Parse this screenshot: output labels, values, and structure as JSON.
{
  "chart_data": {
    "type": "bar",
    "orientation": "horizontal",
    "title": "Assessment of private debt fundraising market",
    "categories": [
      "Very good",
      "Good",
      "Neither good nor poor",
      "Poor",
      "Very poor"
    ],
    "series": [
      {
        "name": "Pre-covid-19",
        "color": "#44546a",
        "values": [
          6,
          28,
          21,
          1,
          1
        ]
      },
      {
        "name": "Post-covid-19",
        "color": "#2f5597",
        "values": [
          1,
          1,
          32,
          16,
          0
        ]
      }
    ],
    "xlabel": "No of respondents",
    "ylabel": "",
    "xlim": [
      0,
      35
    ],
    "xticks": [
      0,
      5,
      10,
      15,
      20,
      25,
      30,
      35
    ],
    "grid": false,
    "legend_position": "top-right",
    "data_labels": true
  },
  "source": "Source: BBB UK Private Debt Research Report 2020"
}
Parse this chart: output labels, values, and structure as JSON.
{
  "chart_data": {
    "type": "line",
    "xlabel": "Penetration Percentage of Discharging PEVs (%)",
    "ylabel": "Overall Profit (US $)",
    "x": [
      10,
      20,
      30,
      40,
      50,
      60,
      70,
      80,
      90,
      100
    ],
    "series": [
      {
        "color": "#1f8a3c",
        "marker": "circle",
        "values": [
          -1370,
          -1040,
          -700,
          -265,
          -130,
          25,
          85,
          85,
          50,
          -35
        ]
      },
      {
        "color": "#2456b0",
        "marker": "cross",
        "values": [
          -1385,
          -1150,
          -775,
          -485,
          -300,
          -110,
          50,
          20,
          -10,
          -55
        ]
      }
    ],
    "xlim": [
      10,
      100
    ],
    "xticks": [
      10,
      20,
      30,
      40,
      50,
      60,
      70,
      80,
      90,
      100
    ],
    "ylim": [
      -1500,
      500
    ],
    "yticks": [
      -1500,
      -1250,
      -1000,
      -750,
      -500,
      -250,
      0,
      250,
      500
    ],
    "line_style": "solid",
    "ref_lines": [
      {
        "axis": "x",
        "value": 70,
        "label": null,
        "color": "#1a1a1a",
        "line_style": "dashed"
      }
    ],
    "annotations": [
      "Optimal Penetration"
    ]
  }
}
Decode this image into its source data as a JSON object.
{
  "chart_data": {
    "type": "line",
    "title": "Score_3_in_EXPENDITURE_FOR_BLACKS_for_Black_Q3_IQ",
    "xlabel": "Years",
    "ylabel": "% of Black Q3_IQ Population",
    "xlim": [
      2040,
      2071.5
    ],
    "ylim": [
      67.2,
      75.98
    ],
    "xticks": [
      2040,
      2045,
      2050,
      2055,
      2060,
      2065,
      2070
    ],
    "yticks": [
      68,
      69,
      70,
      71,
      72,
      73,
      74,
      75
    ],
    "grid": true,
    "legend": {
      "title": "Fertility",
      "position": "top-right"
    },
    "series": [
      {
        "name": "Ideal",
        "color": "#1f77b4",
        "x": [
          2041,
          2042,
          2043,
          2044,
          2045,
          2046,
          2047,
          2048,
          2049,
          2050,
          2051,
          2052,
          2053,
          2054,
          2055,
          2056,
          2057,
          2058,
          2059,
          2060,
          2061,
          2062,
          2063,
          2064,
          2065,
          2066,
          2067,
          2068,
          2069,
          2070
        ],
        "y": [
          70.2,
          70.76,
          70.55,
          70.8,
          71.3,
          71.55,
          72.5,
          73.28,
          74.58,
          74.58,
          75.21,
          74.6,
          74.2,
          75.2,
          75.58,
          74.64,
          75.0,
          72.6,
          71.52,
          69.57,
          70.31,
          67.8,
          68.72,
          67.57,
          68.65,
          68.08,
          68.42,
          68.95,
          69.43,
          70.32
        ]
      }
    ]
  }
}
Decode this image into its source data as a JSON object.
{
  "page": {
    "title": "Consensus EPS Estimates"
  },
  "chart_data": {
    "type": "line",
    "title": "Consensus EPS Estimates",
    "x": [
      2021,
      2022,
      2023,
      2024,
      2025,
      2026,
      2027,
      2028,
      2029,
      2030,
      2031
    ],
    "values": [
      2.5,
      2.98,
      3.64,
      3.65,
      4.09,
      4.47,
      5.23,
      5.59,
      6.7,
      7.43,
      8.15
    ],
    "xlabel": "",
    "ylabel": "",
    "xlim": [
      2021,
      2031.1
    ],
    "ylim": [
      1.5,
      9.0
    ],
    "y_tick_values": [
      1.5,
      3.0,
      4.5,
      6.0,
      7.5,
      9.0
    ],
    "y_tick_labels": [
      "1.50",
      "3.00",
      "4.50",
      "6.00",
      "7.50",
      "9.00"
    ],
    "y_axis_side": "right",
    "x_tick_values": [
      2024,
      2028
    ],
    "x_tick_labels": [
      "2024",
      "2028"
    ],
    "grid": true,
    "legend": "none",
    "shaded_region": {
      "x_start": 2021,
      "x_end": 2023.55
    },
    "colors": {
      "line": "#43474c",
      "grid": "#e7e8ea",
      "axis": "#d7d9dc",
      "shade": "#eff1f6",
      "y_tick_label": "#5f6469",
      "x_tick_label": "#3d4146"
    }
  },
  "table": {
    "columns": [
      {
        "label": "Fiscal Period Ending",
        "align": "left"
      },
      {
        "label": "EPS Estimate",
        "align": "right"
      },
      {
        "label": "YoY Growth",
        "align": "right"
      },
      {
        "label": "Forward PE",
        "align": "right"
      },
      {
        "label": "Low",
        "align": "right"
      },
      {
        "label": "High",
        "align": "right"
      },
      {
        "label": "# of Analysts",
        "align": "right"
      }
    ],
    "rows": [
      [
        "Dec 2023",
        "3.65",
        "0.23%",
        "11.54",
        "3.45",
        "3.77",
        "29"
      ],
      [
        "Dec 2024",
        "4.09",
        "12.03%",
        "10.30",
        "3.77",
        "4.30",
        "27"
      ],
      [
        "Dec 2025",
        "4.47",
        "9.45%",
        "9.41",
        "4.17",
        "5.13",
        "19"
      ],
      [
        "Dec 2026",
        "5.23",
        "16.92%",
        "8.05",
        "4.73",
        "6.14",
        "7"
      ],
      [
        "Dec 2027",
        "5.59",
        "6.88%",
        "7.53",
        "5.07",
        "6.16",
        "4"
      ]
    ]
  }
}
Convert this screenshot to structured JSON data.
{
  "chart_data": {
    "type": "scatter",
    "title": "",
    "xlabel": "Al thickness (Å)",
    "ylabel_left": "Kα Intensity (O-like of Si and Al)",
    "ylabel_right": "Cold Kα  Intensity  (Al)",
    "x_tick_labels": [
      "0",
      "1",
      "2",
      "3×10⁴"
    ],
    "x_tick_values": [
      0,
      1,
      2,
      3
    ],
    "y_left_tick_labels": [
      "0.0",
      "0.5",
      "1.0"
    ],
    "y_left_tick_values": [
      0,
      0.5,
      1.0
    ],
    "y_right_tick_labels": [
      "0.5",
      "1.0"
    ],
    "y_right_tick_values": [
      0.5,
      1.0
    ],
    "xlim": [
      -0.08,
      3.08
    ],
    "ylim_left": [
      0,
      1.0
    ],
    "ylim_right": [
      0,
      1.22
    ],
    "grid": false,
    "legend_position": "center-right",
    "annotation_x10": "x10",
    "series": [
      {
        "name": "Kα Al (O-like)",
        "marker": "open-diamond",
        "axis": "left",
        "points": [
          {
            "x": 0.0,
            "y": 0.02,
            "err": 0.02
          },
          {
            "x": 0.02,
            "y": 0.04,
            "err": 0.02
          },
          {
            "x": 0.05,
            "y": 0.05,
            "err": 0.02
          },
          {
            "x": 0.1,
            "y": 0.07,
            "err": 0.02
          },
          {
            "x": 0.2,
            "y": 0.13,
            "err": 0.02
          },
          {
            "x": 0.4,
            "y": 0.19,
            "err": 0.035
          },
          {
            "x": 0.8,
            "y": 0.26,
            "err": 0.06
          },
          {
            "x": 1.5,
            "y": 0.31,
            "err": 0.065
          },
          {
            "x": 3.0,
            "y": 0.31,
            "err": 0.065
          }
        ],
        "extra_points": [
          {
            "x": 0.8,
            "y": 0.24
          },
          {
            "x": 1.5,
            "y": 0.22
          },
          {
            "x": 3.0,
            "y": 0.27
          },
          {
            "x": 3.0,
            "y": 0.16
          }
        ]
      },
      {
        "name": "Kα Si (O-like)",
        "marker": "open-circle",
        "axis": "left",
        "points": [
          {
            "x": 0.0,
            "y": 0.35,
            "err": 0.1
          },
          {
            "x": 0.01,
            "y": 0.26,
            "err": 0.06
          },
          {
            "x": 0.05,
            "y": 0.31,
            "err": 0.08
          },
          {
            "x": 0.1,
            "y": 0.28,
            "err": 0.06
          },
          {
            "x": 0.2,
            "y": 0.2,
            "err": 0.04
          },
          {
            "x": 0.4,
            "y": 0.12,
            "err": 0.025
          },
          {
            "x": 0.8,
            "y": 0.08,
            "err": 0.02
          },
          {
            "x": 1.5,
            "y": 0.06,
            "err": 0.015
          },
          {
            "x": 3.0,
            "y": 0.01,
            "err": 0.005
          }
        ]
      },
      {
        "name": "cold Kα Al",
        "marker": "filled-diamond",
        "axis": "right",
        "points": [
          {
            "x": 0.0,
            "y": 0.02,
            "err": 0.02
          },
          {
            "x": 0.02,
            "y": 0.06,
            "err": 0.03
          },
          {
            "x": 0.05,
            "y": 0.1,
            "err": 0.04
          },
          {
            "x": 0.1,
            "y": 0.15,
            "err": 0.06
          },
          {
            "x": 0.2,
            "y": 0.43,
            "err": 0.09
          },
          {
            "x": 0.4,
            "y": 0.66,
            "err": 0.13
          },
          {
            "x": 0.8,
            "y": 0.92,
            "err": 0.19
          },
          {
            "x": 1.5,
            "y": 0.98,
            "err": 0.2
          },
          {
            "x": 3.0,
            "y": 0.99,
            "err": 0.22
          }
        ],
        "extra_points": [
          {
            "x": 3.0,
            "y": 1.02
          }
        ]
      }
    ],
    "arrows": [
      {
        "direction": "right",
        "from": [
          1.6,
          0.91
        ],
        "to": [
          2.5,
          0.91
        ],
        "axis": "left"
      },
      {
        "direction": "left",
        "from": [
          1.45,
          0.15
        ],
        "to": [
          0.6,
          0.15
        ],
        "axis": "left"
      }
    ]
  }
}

——

The problem:
Lines that hold the word "like" are the ones to return, every one of them.

In response:
    "ylabel_left": "Kα Intensity (O-like of Si and Al)",
        "name": "Kα Al (O-like)",
        "name": "Kα Si (O-like)",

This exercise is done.